── Passage ──
Orthopedic procedures have increasingly shifted to the ASC setting in the last 10 years as technology and patient education advance.
Kevin Bonner, MD, an orthopedic surgeon and the director of the Jordan-Young Institute in Virginia Beach, Va., spoke with Becker's about how the increased migration of orthopedic procedures to the outpatient setting is one of the biggest growth opportunities for physicians.
Editor's note: This piece was edited lightly for brevity and clarity.
Question: What's one regulatory change you wish CMS would implement to benefit physicians?
Dr. Kevin Bonner: I think CMS should be more nimble when it comes to changes in the ASC-covered procedures list for procedures which have been shown to be safe and available to non-Medicare patients in the ASC setting. One example is shoulder arthroplasty. Recently, there have been a lot of back-and-forth changes when it comes to the inpatient-only list and ASC-CPL, which has led to confusion. I think CMS can be quite thoughtful and accomplish their goals, but at the same time address changes that should not be very controversial in a more timely fashion. Honestly, the goals of CMS and physicians are aligned in my mind in that we all only want to provide safe care to our Medicare patients but at the same time allow them access to lower-cost facilities when appropriate.
Q: What's the biggest opportunity for growth for physicians in the next five years?
KB: It's clearly not profound when I say that continued transitioning of a significant percentage of arthroplasty procedures to the outpatient ASC setting is where we will see continued growth. The key is optimizing patient selection, which prioritizes safety while providing high-level cost-effective care and patient satisfaction. Additionally, I feel there is an opportunity for orthopedic surgeons to develop nonoperative arthritis treatment clinics that provide responsible evidence-based care. Unfortunately, many of these clinics are currently being opened and marketed without any actual oversight from orthopedic or rheumatology experts. For obvious reasons, many patients are allured to nonorthopedic providers to receive "novel" treatments promising to cure arthritis pain without the need for surgery. It is important that these nonoperative options are discussed and implemented responsibly. I feel there is an opportunity for orthopedic practices to offer these types of programs going forward.
───
── Source material ──
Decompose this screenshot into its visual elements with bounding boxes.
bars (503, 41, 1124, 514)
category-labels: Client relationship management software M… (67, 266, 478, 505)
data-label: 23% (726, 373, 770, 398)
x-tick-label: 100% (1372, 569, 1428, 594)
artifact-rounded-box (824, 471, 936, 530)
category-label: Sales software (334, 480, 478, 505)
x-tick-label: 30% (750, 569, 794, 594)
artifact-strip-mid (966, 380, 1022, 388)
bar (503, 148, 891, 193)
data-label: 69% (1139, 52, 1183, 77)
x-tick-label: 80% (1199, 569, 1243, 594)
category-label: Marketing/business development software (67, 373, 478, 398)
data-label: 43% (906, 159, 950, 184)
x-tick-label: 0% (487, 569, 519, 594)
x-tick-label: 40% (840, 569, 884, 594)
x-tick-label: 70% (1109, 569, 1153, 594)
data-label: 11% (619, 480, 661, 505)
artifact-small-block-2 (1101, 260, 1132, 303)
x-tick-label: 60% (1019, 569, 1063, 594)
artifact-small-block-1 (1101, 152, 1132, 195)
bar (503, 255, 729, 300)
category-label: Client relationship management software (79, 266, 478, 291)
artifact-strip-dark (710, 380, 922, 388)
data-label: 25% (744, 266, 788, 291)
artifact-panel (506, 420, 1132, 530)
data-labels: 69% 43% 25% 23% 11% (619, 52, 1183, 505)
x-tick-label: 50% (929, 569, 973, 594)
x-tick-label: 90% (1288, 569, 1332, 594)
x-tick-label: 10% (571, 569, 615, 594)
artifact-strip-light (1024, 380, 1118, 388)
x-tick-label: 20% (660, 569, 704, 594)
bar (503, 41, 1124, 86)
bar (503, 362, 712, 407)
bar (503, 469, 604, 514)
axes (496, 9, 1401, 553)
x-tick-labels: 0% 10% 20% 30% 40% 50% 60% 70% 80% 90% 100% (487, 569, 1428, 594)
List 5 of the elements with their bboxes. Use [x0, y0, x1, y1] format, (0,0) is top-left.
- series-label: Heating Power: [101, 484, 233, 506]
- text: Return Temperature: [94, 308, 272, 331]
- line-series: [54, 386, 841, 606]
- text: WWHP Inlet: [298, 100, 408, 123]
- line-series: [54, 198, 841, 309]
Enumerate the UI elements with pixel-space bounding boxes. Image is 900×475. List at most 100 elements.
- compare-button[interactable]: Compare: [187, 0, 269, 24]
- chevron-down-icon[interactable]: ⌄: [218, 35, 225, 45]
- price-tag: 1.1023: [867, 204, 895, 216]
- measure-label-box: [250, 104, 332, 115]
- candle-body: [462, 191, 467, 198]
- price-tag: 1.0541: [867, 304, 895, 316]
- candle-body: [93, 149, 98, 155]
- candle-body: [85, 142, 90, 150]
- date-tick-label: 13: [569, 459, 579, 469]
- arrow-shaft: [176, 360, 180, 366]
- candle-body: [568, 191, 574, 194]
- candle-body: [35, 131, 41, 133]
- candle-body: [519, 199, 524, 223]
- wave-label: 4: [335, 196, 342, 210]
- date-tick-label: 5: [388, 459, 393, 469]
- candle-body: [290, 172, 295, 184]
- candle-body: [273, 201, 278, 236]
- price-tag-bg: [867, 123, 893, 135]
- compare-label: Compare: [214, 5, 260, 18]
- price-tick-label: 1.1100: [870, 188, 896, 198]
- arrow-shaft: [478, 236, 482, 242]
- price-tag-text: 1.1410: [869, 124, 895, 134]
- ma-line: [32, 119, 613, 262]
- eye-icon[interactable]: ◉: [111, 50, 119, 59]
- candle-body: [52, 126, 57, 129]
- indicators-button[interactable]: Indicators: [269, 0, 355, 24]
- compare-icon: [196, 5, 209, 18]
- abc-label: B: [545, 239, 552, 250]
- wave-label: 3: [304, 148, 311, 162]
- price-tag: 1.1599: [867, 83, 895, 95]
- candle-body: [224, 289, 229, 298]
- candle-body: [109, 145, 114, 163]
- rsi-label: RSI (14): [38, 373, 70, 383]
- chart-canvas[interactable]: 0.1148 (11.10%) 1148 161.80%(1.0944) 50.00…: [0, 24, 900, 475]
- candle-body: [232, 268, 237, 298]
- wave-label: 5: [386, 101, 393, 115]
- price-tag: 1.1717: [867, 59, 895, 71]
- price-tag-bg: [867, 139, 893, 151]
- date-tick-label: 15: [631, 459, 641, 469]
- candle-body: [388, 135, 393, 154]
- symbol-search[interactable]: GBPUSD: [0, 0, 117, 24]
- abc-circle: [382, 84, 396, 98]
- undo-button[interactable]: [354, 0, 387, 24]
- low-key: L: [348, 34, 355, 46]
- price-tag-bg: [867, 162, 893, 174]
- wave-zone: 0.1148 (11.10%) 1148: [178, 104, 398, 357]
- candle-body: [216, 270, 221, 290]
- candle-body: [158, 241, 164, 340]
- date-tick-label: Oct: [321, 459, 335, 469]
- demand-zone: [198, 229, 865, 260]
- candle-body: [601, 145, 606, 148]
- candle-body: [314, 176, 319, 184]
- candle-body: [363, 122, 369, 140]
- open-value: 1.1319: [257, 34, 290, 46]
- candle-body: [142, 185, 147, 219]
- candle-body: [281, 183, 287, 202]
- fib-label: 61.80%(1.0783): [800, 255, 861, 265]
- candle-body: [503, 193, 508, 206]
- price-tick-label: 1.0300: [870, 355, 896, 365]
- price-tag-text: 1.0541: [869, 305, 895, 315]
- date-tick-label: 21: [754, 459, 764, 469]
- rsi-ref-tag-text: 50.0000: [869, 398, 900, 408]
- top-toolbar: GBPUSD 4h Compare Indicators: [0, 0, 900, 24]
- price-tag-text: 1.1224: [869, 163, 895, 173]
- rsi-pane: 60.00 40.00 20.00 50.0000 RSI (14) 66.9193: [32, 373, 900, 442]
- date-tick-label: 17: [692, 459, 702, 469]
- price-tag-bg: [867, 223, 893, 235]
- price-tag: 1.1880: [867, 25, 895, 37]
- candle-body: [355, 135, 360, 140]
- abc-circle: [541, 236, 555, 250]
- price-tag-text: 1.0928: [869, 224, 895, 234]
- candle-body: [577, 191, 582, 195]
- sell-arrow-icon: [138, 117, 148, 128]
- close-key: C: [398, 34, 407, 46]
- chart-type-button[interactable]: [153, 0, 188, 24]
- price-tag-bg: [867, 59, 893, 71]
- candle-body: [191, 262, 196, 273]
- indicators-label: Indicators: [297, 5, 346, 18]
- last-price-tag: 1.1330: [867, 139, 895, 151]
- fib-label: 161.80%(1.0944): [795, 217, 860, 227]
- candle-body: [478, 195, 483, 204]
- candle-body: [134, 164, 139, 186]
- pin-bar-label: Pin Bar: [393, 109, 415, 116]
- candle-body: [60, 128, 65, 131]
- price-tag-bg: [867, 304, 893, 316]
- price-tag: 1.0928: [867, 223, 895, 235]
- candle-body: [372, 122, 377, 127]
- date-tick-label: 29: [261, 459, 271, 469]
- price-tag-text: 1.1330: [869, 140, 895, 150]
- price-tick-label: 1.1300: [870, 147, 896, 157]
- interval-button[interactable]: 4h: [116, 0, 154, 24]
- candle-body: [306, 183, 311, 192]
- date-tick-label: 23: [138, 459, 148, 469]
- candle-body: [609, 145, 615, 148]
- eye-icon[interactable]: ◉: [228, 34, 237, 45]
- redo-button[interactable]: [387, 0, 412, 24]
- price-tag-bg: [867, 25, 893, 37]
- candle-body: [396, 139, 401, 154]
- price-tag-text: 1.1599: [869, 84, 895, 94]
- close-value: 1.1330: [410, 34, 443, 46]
───
> [List of tasks]:
1/ In the interview, what procedure does Kevin Bonner give as an example of one CMS should handle more nimbly on the ASC-covered procedures list?
2/ Quote the interview word for word, starting at "Editor's note: This" and ending at "to benefit physicians?".
The records come from a source other than the interview.

> [Answers for the exercise]:
1/ Shoulder arthroplasty.

2/
Editor's note: This piece was edited lightly for brevity and clarity.
Question: What's one regulatory change you wish CMS would implement to benefit physicians?